-- Start ROWS --

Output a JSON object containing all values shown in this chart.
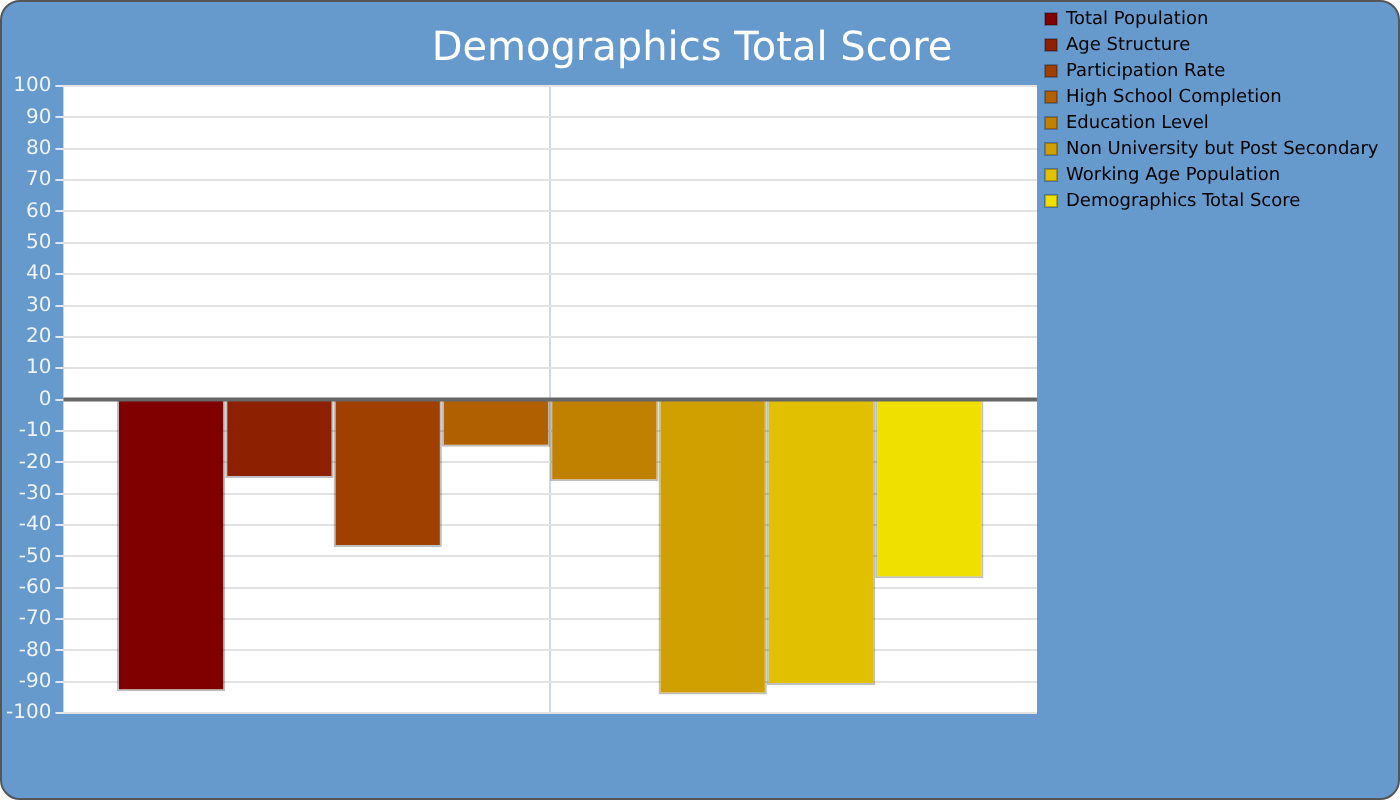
{
  "chart_data": {
    "type": "bar",
    "title": "Demographics Total Score",
    "categories": [
      null
    ],
    "series": [
      {
        "name": "Total Population",
        "color": "#800000",
        "values": [
          -93
        ]
      },
      {
        "name": "Age Structure",
        "color": "#8c2000",
        "values": [
          -25
        ]
      },
      {
        "name": "Participation Rate",
        "color": "#a04000",
        "values": [
          -47
        ]
      },
      {
        "name": "High School Completion",
        "color": "#b06000",
        "values": [
          -15
        ]
      },
      {
        "name": "Education Level",
        "color": "#c08000",
        "values": [
          -26
        ]
      },
      {
        "name": "Non University but Post Secondary",
        "color": "#d0a000",
        "values": [
          -94
        ]
      },
      {
        "name": "Working Age Population",
        "color": "#e0c000",
        "values": [
          -91
        ]
      },
      {
        "name": "Demographics Total Score",
        "color": "#f0e000",
        "values": [
          -57
        ]
      }
    ],
    "ylim": [
      -100,
      100
    ],
    "yticks": [
      -100,
      -90,
      -80,
      -70,
      -60,
      -50,
      -40,
      -30,
      -20,
      -10,
      0,
      10,
      20,
      30,
      40,
      50,
      60,
      70,
      80,
      90,
      100
    ],
    "grid": true,
    "legend": "right"
  }
}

-- End ROWS --

STATED PROBLEM —
How many of the lines in the listing above hold the word "Demographics"? Report only that figure.

RESULT OF THIS EXERCISE —
2